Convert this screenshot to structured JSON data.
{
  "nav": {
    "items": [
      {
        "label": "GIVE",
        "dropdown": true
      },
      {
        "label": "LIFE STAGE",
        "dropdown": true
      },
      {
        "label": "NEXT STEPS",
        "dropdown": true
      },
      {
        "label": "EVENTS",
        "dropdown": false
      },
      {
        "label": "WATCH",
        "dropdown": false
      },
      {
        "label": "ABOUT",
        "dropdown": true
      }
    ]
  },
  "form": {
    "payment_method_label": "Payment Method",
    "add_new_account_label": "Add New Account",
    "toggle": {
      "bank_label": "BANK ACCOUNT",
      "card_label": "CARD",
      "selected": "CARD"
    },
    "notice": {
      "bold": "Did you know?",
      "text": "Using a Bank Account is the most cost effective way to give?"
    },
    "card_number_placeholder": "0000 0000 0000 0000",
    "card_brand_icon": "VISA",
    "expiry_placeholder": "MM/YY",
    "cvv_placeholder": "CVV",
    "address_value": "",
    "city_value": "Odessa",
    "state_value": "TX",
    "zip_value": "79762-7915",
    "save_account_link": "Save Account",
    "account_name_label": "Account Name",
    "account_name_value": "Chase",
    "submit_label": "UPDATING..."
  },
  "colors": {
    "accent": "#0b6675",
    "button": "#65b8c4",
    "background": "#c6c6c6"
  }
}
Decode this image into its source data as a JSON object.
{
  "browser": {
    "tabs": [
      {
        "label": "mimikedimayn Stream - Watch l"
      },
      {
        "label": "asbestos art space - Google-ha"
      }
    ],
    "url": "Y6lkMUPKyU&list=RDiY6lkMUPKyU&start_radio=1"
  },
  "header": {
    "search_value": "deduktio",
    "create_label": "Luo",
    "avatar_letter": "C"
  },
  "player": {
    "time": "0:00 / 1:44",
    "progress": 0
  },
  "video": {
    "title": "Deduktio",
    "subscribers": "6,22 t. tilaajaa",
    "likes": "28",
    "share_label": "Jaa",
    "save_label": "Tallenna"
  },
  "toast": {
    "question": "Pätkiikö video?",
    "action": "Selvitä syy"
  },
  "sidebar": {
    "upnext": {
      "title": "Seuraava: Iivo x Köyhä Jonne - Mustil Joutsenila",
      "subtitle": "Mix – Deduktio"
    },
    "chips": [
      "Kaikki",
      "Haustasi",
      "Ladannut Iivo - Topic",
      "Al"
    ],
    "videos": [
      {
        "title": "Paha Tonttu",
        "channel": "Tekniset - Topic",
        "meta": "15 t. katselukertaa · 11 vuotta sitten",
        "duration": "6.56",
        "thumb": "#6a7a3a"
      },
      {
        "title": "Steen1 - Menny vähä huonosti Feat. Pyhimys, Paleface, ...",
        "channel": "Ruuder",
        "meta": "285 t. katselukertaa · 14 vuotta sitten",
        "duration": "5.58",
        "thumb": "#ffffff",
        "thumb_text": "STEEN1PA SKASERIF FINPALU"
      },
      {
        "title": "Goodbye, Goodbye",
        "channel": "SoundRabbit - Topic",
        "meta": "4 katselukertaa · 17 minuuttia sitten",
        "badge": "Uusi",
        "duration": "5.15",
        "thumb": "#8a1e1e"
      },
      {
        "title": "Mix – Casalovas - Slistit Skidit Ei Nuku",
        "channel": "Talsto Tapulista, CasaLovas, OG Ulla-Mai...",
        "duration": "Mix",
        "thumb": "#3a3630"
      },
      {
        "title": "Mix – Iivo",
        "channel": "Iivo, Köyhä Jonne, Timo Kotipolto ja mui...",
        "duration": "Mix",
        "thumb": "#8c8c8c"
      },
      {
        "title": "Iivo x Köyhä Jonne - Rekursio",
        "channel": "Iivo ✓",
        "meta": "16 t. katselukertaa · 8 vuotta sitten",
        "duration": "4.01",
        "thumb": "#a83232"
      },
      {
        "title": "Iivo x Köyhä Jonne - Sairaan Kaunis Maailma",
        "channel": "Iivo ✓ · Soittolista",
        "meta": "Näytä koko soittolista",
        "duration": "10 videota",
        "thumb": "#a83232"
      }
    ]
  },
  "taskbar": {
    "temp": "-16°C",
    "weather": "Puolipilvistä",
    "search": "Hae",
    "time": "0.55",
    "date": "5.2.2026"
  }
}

·····

### Task goal
Every line of the data above should be copied exactly.

### Task result
Convert this screenshot to structured JSON data.
{
  "nav": {
    "items": [
      {
        "label": "GIVE",
        "dropdown": true
      },
      {
        "label": "LIFE STAGE",
        "dropdown": true
      },
      {
        "label": "NEXT STEPS",
        "dropdown": true
      },
      {
        "label": "EVENTS",
        "dropdown": false
      },
      {
        "label": "WATCH",
        "dropdown": false
      },
      {
        "label": "ABOUT",
        "dropdown": true
      }
    ]
  },
  "form": {
    "payment_method_label": "Payment Method",
    "add_new_account_label": "Add New Account",
    "toggle": {
      "bank_label": "BANK ACCOUNT",
      "card_label": "CARD",
      "selected": "CARD"
    },
    "notice": {
      "bold": "Did you know?",
      "text": "Using a Bank Account is the most cost effective way to give?"
    },
    "card_number_placeholder": "0000 0000 0000 0000",
    "card_brand_icon": "VISA",
    "expiry_placeholder": "MM/YY",
    "cvv_placeholder": "CVV",
    "address_value": "",
    "city_value": "Odessa",
    "state_value": "TX",
    "zip_value": "79762-7915",
    "save_account_link": "Save Account",
    "account_name_label": "Account Name",
    "account_name_value": "Chase",
    "submit_label": "UPDATING..."
  },
  "colors": {
    "accent": "#0b6675",
    "button": "#65b8c4",
    "background": "#c6c6c6"
  }
}
Decode this image into its source data as a JSON object.
{
  "browser": {
    "tabs": [
      {
        "label": "mimikedimayn Stream - Watch l"
      },
      {
        "label": "asbestos art space - Google-ha"
      }
    ],
    "url": "Y6lkMUPKyU&list=RDiY6lkMUPKyU&start_radio=1"
  },
  "header": {
    "search_value": "deduktio",
    "create_label": "Luo",
    "avatar_letter": "C"
  },
  "player": {
    "time": "0:00 / 1:44",
    "progress": 0
  },
  "video": {
    "title": "Deduktio",
    "subscribers": "6,22 t. tilaajaa",
    "likes": "28",
    "share_label": "Jaa",
    "save_label": "Tallenna"
  },
  "toast": {
    "question": "Pätkiikö video?",
    "action": "Selvitä syy"
  },
  "sidebar": {
    "upnext": {
      "title": "Seuraava: Iivo x Köyhä Jonne - Mustil Joutsenila",
      "subtitle": "Mix – Deduktio"
    },
    "chips": [
      "Kaikki",
      "Haustasi",
      "Ladannut Iivo - Topic",
      "Al"
    ],
    "videos": [
      {
        "title": "Paha Tonttu",
        "channel": "Tekniset - Topic",
        "meta": "15 t. katselukertaa · 11 vuotta sitten",
        "duration": "6.56",
        "thumb": "#6a7a3a"
      },
      {
        "title": "Steen1 - Menny vähä huonosti Feat. Pyhimys, Paleface, ...",
        "channel": "Ruuder",
        "meta": "285 t. katselukertaa · 14 vuotta sitten",
        "duration": "5.58",
        "thumb": "#ffffff",
        "thumb_text": "STEEN1PA SKASERIF FINPALU"
      },
      {
        "title": "Goodbye, Goodbye",
        "channel": "SoundRabbit - Topic",
        "meta": "4 katselukertaa · 17 minuuttia sitten",
        "badge": "Uusi",
        "duration": "5.15",
        "thumb": "#8a1e1e"
      },
      {
        "title": "Mix – Casalovas - Slistit Skidit Ei Nuku",
        "channel": "Talsto Tapulista, CasaLovas, OG Ulla-Mai...",
        "duration": "Mix",
        "thumb": "#3a3630"
      },
      {
        "title": "Mix – Iivo",
        "channel": "Iivo, Köyhä Jonne, Timo Kotipolto ja mui...",
        "duration": "Mix",
        "thumb": "#8c8c8c"
      },
      {
        "title": "Iivo x Köyhä Jonne - Rekursio",
        "channel": "Iivo ✓",
        "meta": "16 t. katselukertaa · 8 vuotta sitten",
        "duration": "4.01",
        "thumb": "#a83232"
      },
      {
        "title": "Iivo x Köyhä Jonne - Sairaan Kaunis Maailma",
        "channel": "Iivo ✓ · Soittolista",
        "meta": "Näytä koko soittolista",
        "duration": "10 videota",
        "thumb": "#a83232"
      }
    ]
  },
  "taskbar": {
    "temp": "-16°C",
    "weather": "Puolipilvistä",
    "search": "Hae",
    "time": "0.55",
    "date": "5.2.2026"
  }
}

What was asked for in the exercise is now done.